» **Instructions to follow**:
Rewrite the lines below, replacing "polish-eagle-emblem" with "state-emblem" wherever it occurs and keeping everything else unchanged. Omit the pictures from your answer.

» **Record excerpts**:
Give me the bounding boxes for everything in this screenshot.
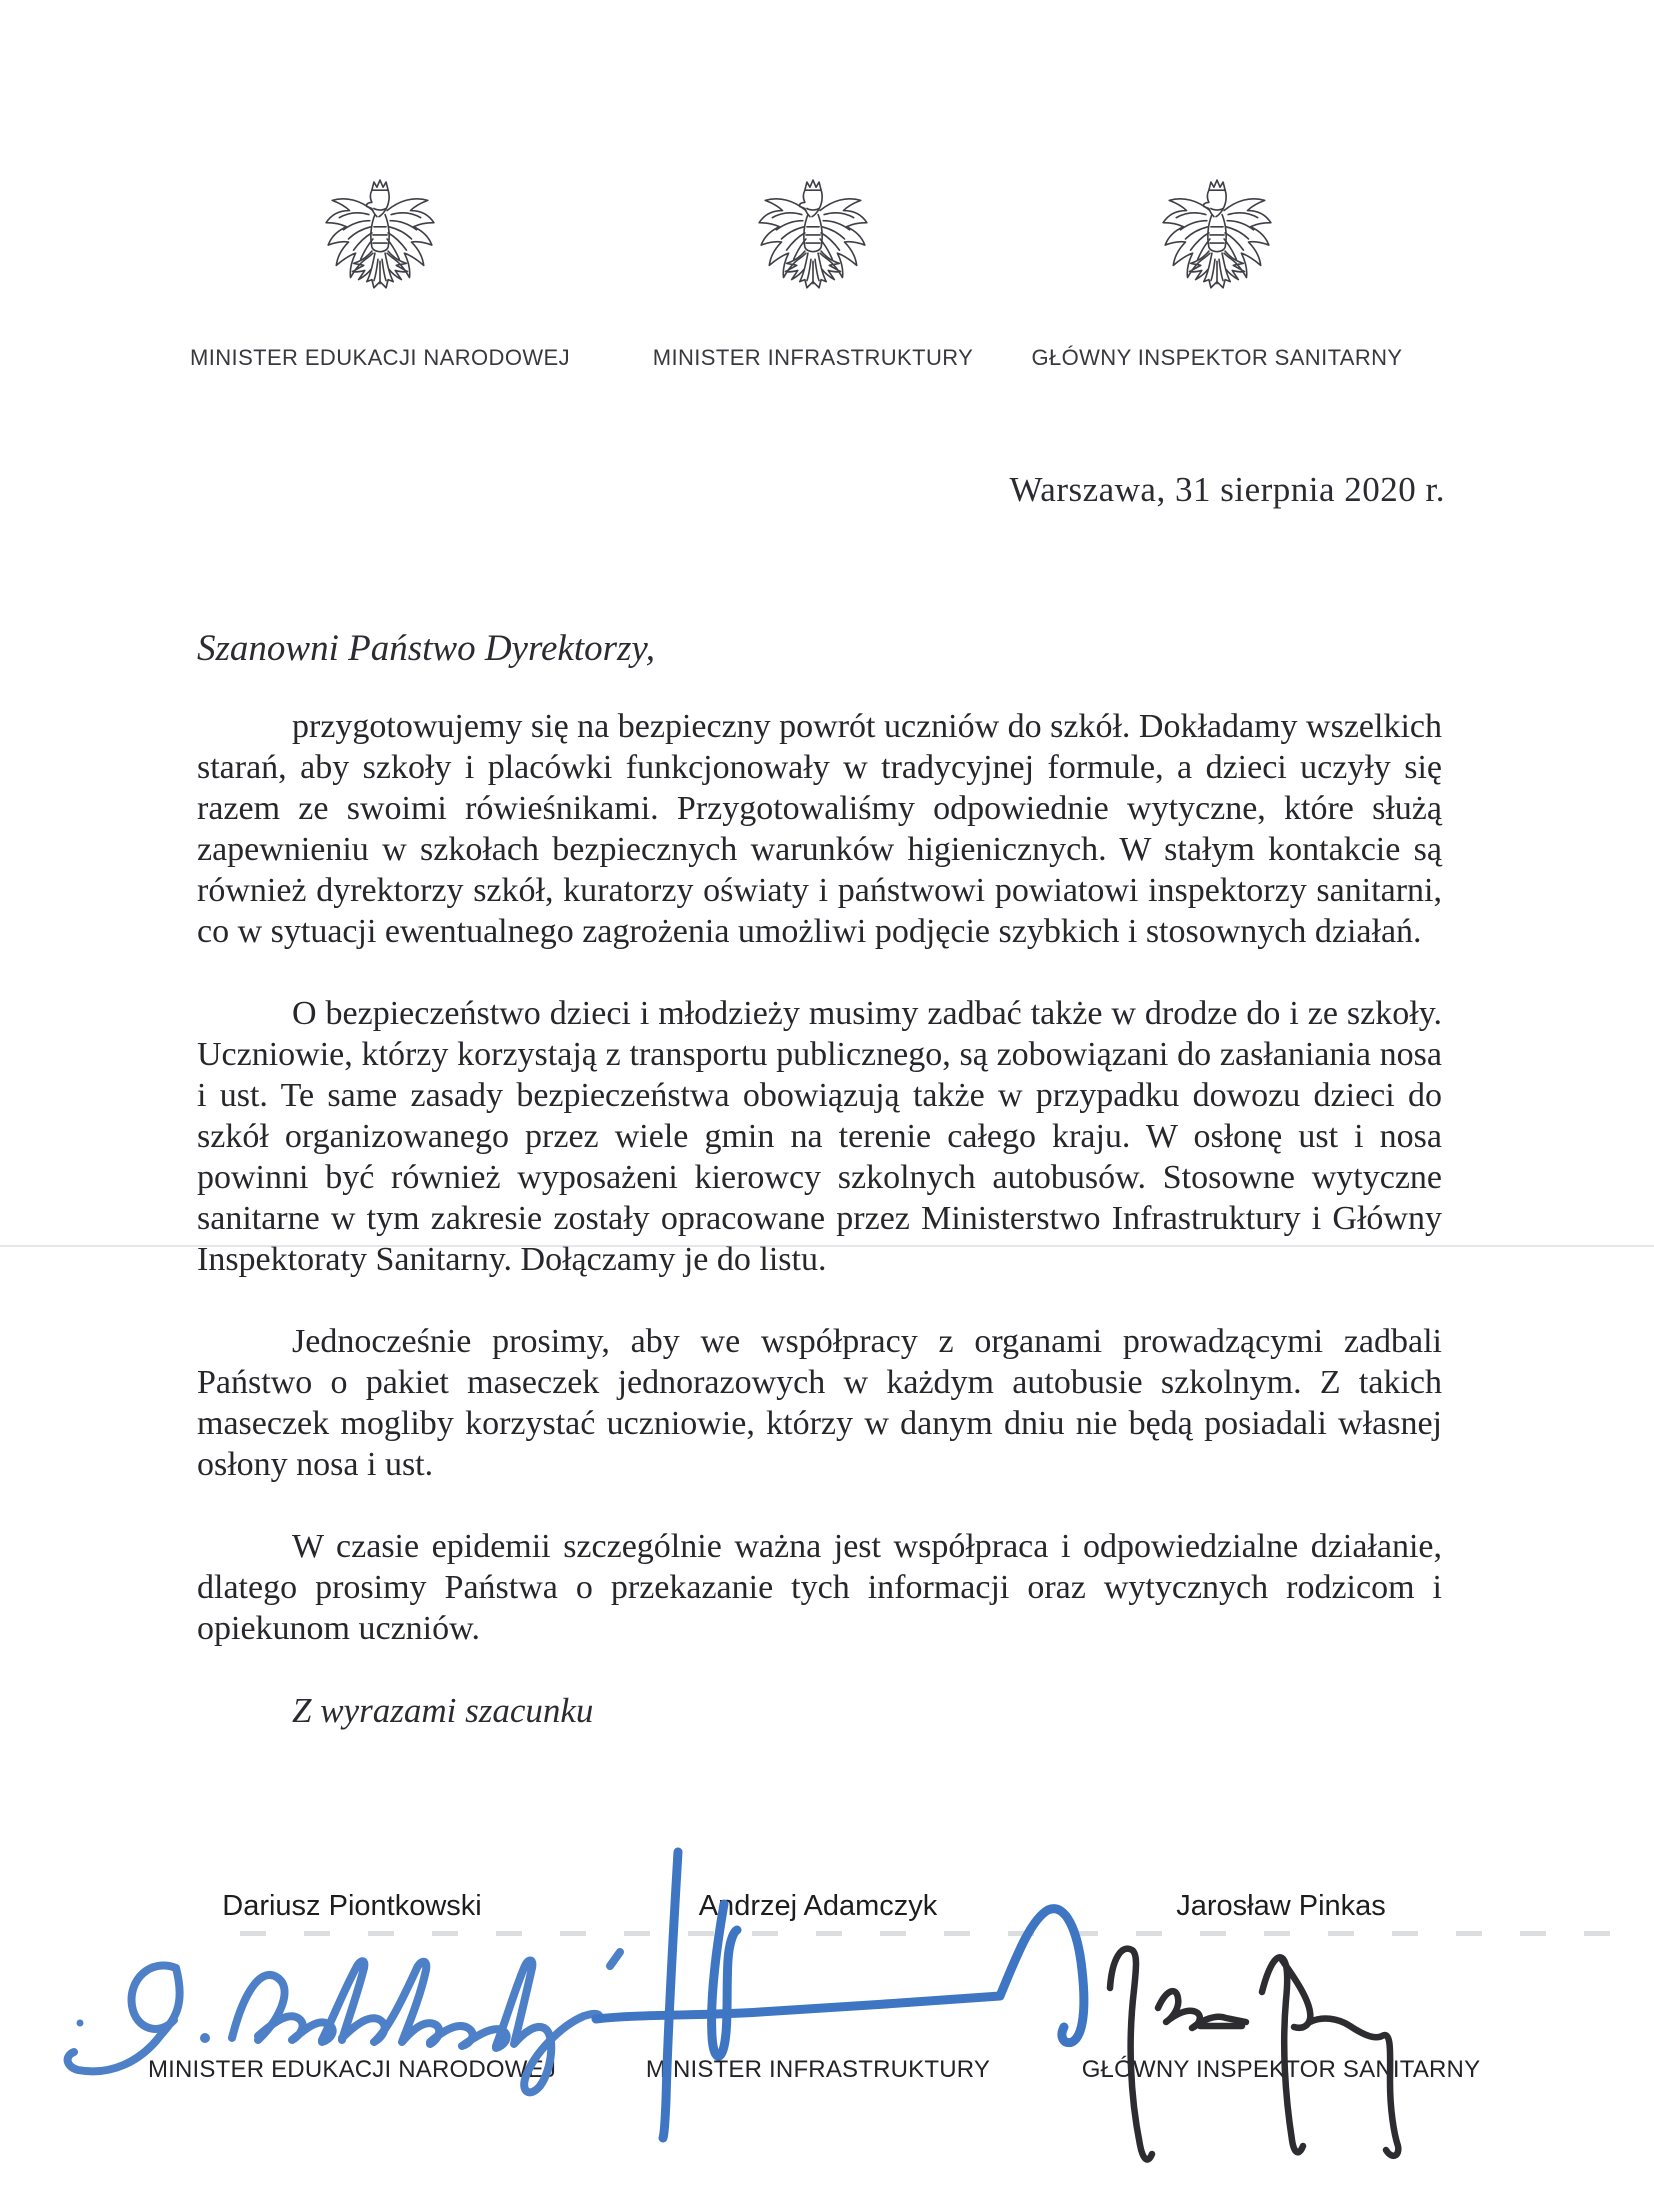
institution-label: MINISTER INFRASTRUKTURY — [652, 345, 974, 370]
scan-artifact-line — [0, 1245, 1654, 1247]
signature-pinkas — [1110, 1949, 1398, 2160]
signer-title-mi: MINISTER INFRASTRUKTURY — [645, 2056, 991, 2083]
paragraph-1: przygotowujemy się na bezpieczny powrót uczniów do szkół. Dokładamy wszelkich starań, aby szkoły i placówki funkcjonowały w tradycyjnej formule, a dzieci uczyły się razem ze swoimi rówieśnikami. Przygotowaliśmy odpowiednie wytyczne, które służą zapewnieniu w szkołach bezpiecznych warunków higienicznych. W stałym kontakcie są również dyrektorzy szkół, kuratorzy oświaty i państwowi powiatowi inspektorzy sanitarni, co w sytuacji ewentualnego zagrożenia umożliwi podjęcie szybkich i stosownych działań. — [197, 708, 1443, 950]
salutation: Szanowni Państwo Dyrektorzy, — [197, 628, 656, 669]
paragraph-3: Jednocześnie prosimy, aby we współpracy z organami prowadzącymi zadbali Państwo o pakiet maseczek jednorazowych w każdym autobusie szkolnym. Z takich maseczek mogliby korzystać uczniowie, którzy w danym dniu nie będą posiadali własnej osłony nosa i ust. — [197, 1323, 1442, 1483]
institution-label: GŁÓWNY INSPEKTOR SANITARNY — [1031, 345, 1403, 370]
institution-label: MINISTER EDUKACJI NARODOWEJ — [190, 345, 570, 370]
scan-artifact-dashes — [240, 1931, 1635, 1936]
polish-eagle-emblem — [324, 178, 436, 304]
closing: Z wyrazami szacunku — [292, 1691, 594, 1730]
letter-body — [197, 628, 1442, 1731]
polish-eagle-emblem — [1161, 178, 1273, 304]
date-line: Warszawa, 31 sierpnia 2020 r. — [1009, 470, 1445, 509]
signer-name-piontkowski: Dariusz Piontkowski — [222, 1890, 482, 1922]
signer-title-gis: GŁÓWNY INSPEKTOR SANITARNY — [1081, 2056, 1481, 2083]
letterhead-institution-mi — [613, 178, 1013, 371]
polish-eagle-emblem — [757, 178, 869, 304]
signer-name-pinkas: Jarosław Pinkas — [1176, 1890, 1386, 1922]
signer-name-adamczyk: Andrzej Adamczyk — [698, 1890, 938, 1922]
letterhead-institution-men — [180, 178, 580, 371]
paragraph-2: O bezpieczeństwo dzieci i młodzieży musimy zadbać także w drodze do i ze szkoły. Uczniowie, którzy korzystają z transportu publicznego, są zobowiązani do zasłaniania nosa i ust. Te same zasady bezpieczeństwa obowiązują także w przypadku dowozu dzieci do szkół organizowanego przez wiele gmin na terenie całego kraju. W osłonę ust i nosa powinni być również wyposażeni kierowcy szkolnych autobusów. Stosowne wytyczne sanitarne w tym zakresie zostały opracowane przez Ministerstwo Infrastruktury i Główny Inspektoraty Sanitarny. Dołączamy je do listu. — [197, 995, 1442, 1278]
paragraph-4: W czasie epidemii szczególnie ważna jest współpraca i odpowiedzialne działanie, dlatego prosimy Państwa o przekazanie tych informacji oraz wytycznych rodzicom i opiekunom uczniów. — [197, 1528, 1442, 1647]
letterhead-institution-gis — [1017, 178, 1417, 371]
signer-title-men: MINISTER EDUKACJI NARODOWEJ — [147, 2056, 557, 2083]
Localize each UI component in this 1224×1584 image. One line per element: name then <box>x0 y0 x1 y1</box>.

» **The solution**:
Give me the bounding boxes for everything in this screenshot.
institution-label: MINISTER INFRASTRUKTURY — [652, 345, 974, 370]
scan-artifact-line — [0, 1245, 1654, 1247]
signature-pinkas — [1110, 1949, 1398, 2160]
signer-title-mi: MINISTER INFRASTRUKTURY — [645, 2056, 991, 2083]
paragraph-1: przygotowujemy się na bezpieczny powrót uczniów do szkół. Dokładamy wszelkich starań, aby szkoły i placówki funkcjonowały w tradycyjnej formule, a dzieci uczyły się razem ze swoimi rówieśnikami. Przygotowaliśmy odpowiednie wytyczne, które służą zapewnieniu w szkołach bezpiecznych warunków higienicznych. W stałym kontakcie są również dyrektorzy szkół, kuratorzy oświaty i państwowi powiatowi inspektorzy sanitarni, co w sytuacji ewentualnego zagrożenia umożliwi podjęcie szybkich i stosownych działań. — [197, 708, 1443, 950]
salutation: Szanowni Państwo Dyrektorzy, — [197, 628, 656, 669]
paragraph-3: Jednocześnie prosimy, aby we współpracy z organami prowadzącymi zadbali Państwo o pakiet maseczek jednorazowych w każdym autobusie szkolnym. Z takich maseczek mogliby korzystać uczniowie, którzy w danym dniu nie będą posiadali własnej osłony nosa i ust. — [197, 1323, 1442, 1483]
institution-label: GŁÓWNY INSPEKTOR SANITARNY — [1031, 345, 1403, 370]
institution-label: MINISTER EDUKACJI NARODOWEJ — [190, 345, 570, 370]
scan-artifact-dashes — [240, 1931, 1635, 1936]
state-emblem — [324, 178, 436, 304]
closing: Z wyrazami szacunku — [292, 1691, 594, 1730]
letter-body — [197, 628, 1442, 1731]
state-emblem — [1161, 178, 1273, 304]
date-line: Warszawa, 31 sierpnia 2020 r. — [1009, 470, 1445, 509]
signer-name-piontkowski: Dariusz Piontkowski — [222, 1890, 482, 1922]
signer-title-gis: GŁÓWNY INSPEKTOR SANITARNY — [1081, 2056, 1481, 2083]
letterhead-institution-mi — [613, 178, 1013, 371]
state-emblem — [757, 178, 869, 304]
signer-name-pinkas: Jarosław Pinkas — [1176, 1890, 1386, 1922]
signer-name-adamczyk: Andrzej Adamczyk — [698, 1890, 938, 1922]
letterhead-institution-men — [180, 178, 580, 371]
paragraph-2: O bezpieczeństwo dzieci i młodzieży musimy zadbać także w drodze do i ze szkoły. Uczniowie, którzy korzystają z transportu publicznego, są zobowiązani do zasłaniania nosa i ust. Te same zasady bezpieczeństwa obowiązują także w przypadku dowozu dzieci do szkół organizowanego przez wiele gmin na terenie całego kraju. W osłonę ust i nosa powinni być również wyposażeni kierowcy szkolnych autobusów. Stosowne wytyczne sanitarne w tym zakresie zostały opracowane przez Ministerstwo Infrastruktury i Główny Inspektoraty Sanitarny. Dołączamy je do listu. — [197, 995, 1442, 1278]
paragraph-4: W czasie epidemii szczególnie ważna jest współpraca i odpowiedzialne działanie, dlatego prosimy Państwa o przekazanie tych informacji oraz wytycznych rodzicom i opiekunom uczniów. — [197, 1528, 1442, 1647]
letterhead-institution-gis — [1017, 178, 1417, 371]
signer-title-men: MINISTER EDUKACJI NARODOWEJ — [147, 2056, 557, 2083]
Localize each UI component in this 1224×1584 image. One line per element: name then <box>x0 y0 x1 y1</box>.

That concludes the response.